(Stored items)
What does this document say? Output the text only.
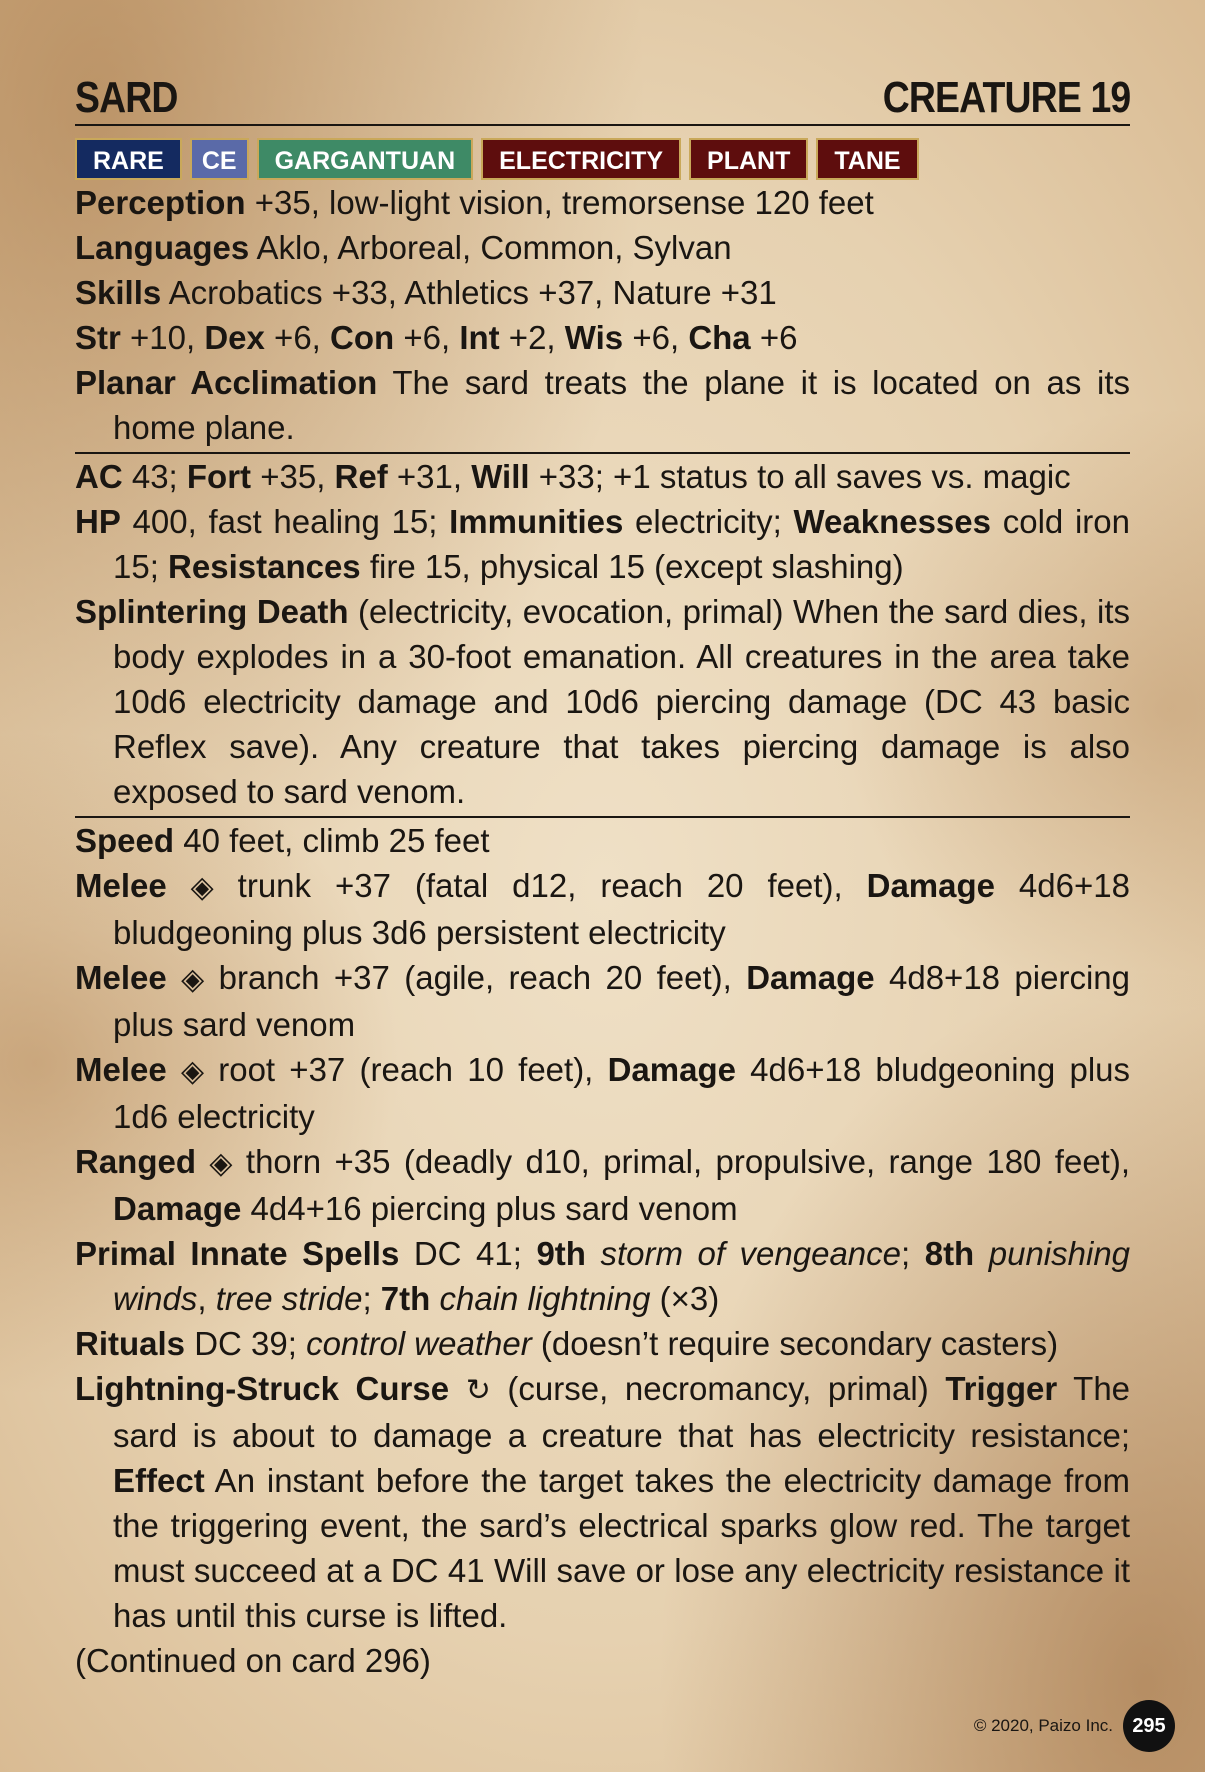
SARD	CREATURE 19
RARE	CE	GARGANTUAN	ELECTRICITY	PLANT	TANE
Perception +35, low-light vision, tremorsense 120 feet
Languages Aklo, Arboreal, Common, Sylvan
Skills Acrobatics +33, Athletics +37, Nature +31
Str +10, Dex +6, Con +6, Int +2, Wis +6, Cha +6
Planar Acclimation The sard treats the plane it is located on as its home plane.
AC 43; Fort +35, Ref +31, Will +33; +1 status to all saves vs. magic
HP 400, fast healing 15; Immunities electricity; Weaknesses cold iron 15; Resistances fire 15, physical 15 (except slashing)
Splintering Death (electricity, evocation, primal) When the sard dies, its body explodes in a 30-foot emanation. All creatures in the area take 10d6 electricity damage and 10d6 piercing damage (DC 43 basic Reflex save). Any creature that takes piercing damage is also exposed to sard venom.
Speed 40 feet, climb 25 feet
Melee ◈ trunk +37 (fatal d12, reach 20 feet), Damage 4d6+18 bludgeoning plus 3d6 persistent electricity
Melee ◈ branch +37 (agile, reach 20 feet), Damage 4d8+18 piercing plus sard venom
Melee ◈ root +37 (reach 10 feet), Damage 4d6+18 bludgeoning plus 1d6 electricity
Ranged ◈ thorn +35 (deadly d10, primal, propulsive, range 180 feet), Damage 4d4+16 piercing plus sard venom
Primal Innate Spells DC 41; 9th storm of vengeance; 8th punishing winds, tree stride; 7th chain lightning (×3)
Rituals DC 39; control weather (doesn’t require secondary casters)
Lightning-Struck Curse ↻ (curse, necromancy, primal) Trigger The sard is about to damage a creature that has electricity resistance; Effect An instant before the target takes the electricity damage from the triggering event, the sard’s electrical sparks glow red. The target must succeed at a DC 41 Will save or lose any electricity resistance it has until this curse is lifted.
(Continued on card 296)
© 2020, Paizo Inc. 295
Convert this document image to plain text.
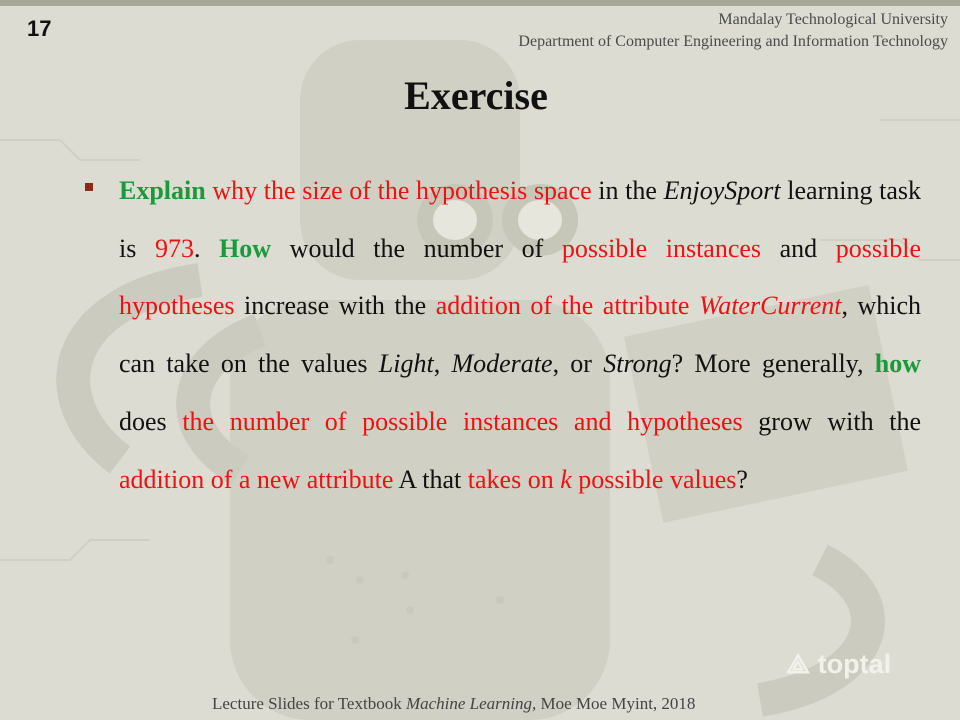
17	Mandalay Technological University
Department of Computer Engineering and Information Technology
Exercise
Explain why the size of the hypothesis space in the EnjoySport learning task is 973. How would the number of possible instances and possible hypotheses increase with the addition of the attribute WaterCurrent, which can take on the values Light, Moderate, or Strong? More generally, how does the number of possible instances and hypotheses grow with the addition of a new attribute A that takes on k possible values?
⟁ toptal
Lecture Slides for Textbook Machine Learning, Moe Moe Myint, 2018
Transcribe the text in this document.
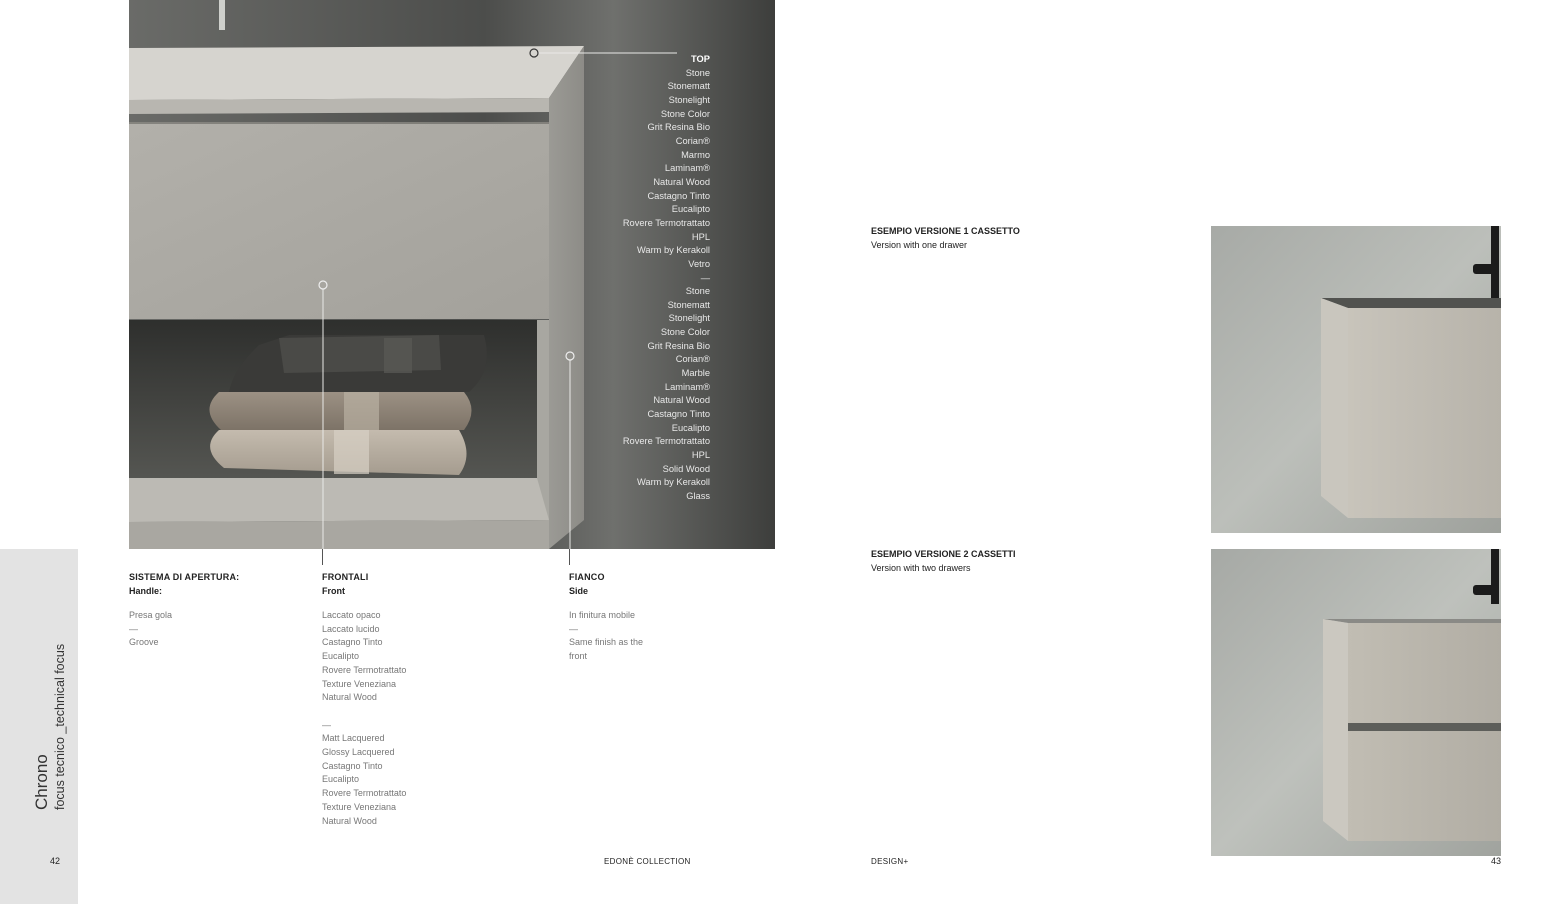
Chrono focus tecnico _technical focus
42
TOP
Stone
Stonematt
Stonelight
Stone Color
Grit Resina Bio
Corian®
Marmo
Laminam®
Natural Wood
Castagno Tinto
Eucalipto
Rovere Termotrattato
HPL
Warm by Kerakoll
Vetro
—
Stone
Stonematt
Stonelight
Stone Color
Grit Resina Bio
Corian®
Marble
Laminam®
Natural Wood
Castagno Tinto
Eucalipto
Rovere Termotrattato
HPL
Solid Wood
Warm by Kerakoll
Glass
SISTEMA DI APERTURA:
Handle:
Presa gola
—
Groove
FRONTALI
Front
Laccato opaco
Laccato lucido
Castagno Tinto
Eucalipto
Rovere Termotrattato
Texture Veneziana
Natural Wood

—
Matt Lacquered
Glossy Lacquered
Castagno Tinto
Eucalipto
Rovere Termotrattato
Texture Veneziana
Natural Wood
FIANCO
Side
In finitura mobile
—
Same finish as the
front
EDONÈ COLLECTION
ESEMPIO VERSIONE 1 CASSETTO
Version with one drawer
ESEMPIO VERSIONE 2 CASSETTI
Version with two drawers
DESIGN+	43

To do: Without the pictures, repeat the listing above exactly.

Result for this task:
What does this document say? Output the text only.
SARD	CREATURE 19
RARE	CE	GARGANTUAN	ELECTRICITY	PLANT	TANE
Perception +35, low-light vision, tremorsense 120 feet
Languages Aklo, Arboreal, Common, Sylvan
Skills Acrobatics +33, Athletics +37, Nature +31
Str +10, Dex +6, Con +6, Int +2, Wis +6, Cha +6
Planar Acclimation The sard treats the plane it is located on as its home plane.
AC 43; Fort +35, Ref +31, Will +33; +1 status to all saves vs. magic
HP 400, fast healing 15; Immunities electricity; Weaknesses cold iron 15; Resistances fire 15, physical 15 (except slashing)
Splintering Death (electricity, evocation, primal) When the sard dies, its body explodes in a 30-foot emanation. All creatures in the area take 10d6 electricity damage and 10d6 piercing damage (DC 43 basic Reflex save). Any creature that takes piercing damage is also exposed to sard venom.
Speed 40 feet, climb 25 feet
Melee ◈ trunk +37 (fatal d12, reach 20 feet), Damage 4d6+18 bludgeoning plus 3d6 persistent electricity
Melee ◈ branch +37 (agile, reach 20 feet), Damage 4d8+18 piercing plus sard venom
Melee ◈ root +37 (reach 10 feet), Damage 4d6+18 bludgeoning plus 1d6 electricity
Ranged ◈ thorn +35 (deadly d10, primal, propulsive, range 180 feet), Damage 4d4+16 piercing plus sard venom
Primal Innate Spells DC 41; 9th storm of vengeance; 8th punishing winds, tree stride; 7th chain lightning (×3)
Rituals DC 39; control weather (doesn’t require secondary casters)
Lightning-Struck Curse ↻ (curse, necromancy, primal) Trigger The sard is about to damage a creature that has electricity resistance; Effect An instant before the target takes the electricity damage from the triggering event, the sard’s electrical sparks glow red. The target must succeed at a DC 41 Will save or lose any electricity resistance it has until this curse is lifted.
(Continued on card 296)
© 2020, Paizo Inc. 295
Convert this document image to plain text.
17	Mandalay Technological University
Department of Computer Engineering and Information Technology
Exercise
Explain why the size of the hypothesis space in the EnjoySport learning task is 973. How would the number of possible instances and possible hypotheses increase with the addition of the attribute WaterCurrent, which can take on the values Light, Moderate, or Strong? More generally, how does the number of possible instances and hypotheses grow with the addition of a new attribute A that takes on k possible values?
⟁ toptal
Lecture Slides for Textbook Machine Learning, Moe Moe Myint, 2018
Transcribe the text in this document.
Chrono focus tecnico _technical focus
42
TOP
Stone
Stonematt
Stonelight
Stone Color
Grit Resina Bio
Corian®
Marmo
Laminam®
Natural Wood
Castagno Tinto
Eucalipto
Rovere Termotrattato
HPL
Warm by Kerakoll
Vetro
—
Stone
Stonematt
Stonelight
Stone Color
Grit Resina Bio
Corian®
Marble
Laminam®
Natural Wood
Castagno Tinto
Eucalipto
Rovere Termotrattato
HPL
Solid Wood
Warm by Kerakoll
Glass
SISTEMA DI APERTURA:
Handle:
Presa gola
—
Groove
FRONTALI
Front
Laccato opaco
Laccato lucido
Castagno Tinto
Eucalipto
Rovere Termotrattato
Texture Veneziana
Natural Wood

—
Matt Lacquered
Glossy Lacquered
Castagno Tinto
Eucalipto
Rovere Termotrattato
Texture Veneziana
Natural Wood
FIANCO
Side
In finitura mobile
—
Same finish as the
front
EDONÈ COLLECTION
ESEMPIO VERSIONE 1 CASSETTO
Version with one drawer
ESEMPIO VERSIONE 2 CASSETTI
Version with two drawers
DESIGN+	43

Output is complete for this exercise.